-- Exercise details --
Write the data out again, exactly as given.

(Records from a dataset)
+++
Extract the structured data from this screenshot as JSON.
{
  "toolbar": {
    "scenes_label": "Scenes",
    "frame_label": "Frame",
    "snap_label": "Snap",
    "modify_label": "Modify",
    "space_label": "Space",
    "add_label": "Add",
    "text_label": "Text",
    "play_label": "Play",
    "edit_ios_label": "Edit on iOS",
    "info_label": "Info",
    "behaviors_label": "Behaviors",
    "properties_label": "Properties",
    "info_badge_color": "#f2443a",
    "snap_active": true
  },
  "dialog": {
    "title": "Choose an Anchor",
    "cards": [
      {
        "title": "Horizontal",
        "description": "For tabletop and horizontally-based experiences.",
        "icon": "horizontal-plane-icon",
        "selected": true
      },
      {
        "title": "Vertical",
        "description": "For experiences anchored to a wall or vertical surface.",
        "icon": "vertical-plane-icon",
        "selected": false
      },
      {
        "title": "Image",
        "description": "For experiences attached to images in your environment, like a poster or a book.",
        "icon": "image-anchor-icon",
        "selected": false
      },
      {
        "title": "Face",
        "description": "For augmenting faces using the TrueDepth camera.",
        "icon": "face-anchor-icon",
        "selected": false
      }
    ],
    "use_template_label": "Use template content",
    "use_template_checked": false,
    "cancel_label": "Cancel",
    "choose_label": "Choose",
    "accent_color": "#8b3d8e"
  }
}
+++
-- Solution to this problem --
Extract the structured data from this screenshot as JSON.
{
  "toolbar": {
    "scenes_label": "Scenes",
    "frame_label": "Frame",
    "snap_label": "Snap",
    "modify_label": "Modify",
    "space_label": "Space",
    "add_label": "Add",
    "text_label": "Text",
    "play_label": "Play",
    "edit_ios_label": "Edit on iOS",
    "info_label": "Info",
    "behaviors_label": "Behaviors",
    "properties_label": "Properties",
    "info_badge_color": "#f2443a",
    "snap_active": true
  },
  "dialog": {
    "title": "Choose an Anchor",
    "cards": [
      {
        "title": "Horizontal",
        "description": "For tabletop and horizontally-based experiences.",
        "icon": "horizontal-plane-icon",
        "selected": true
      },
      {
        "title": "Vertical",
        "description": "For experiences anchored to a wall or vertical surface.",
        "icon": "vertical-plane-icon",
        "selected": false
      },
      {
        "title": "Image",
        "description": "For experiences attached to images in your environment, like a poster or a book.",
        "icon": "image-anchor-icon",
        "selected": false
      },
      {
        "title": "Face",
        "description": "For augmenting faces using the TrueDepth camera.",
        "icon": "face-anchor-icon",
        "selected": false
      }
    ],
    "use_template_label": "Use template content",
    "use_template_checked": false,
    "cancel_label": "Cancel",
    "choose_label": "Choose",
    "accent_color": "#8b3d8e"
  }
}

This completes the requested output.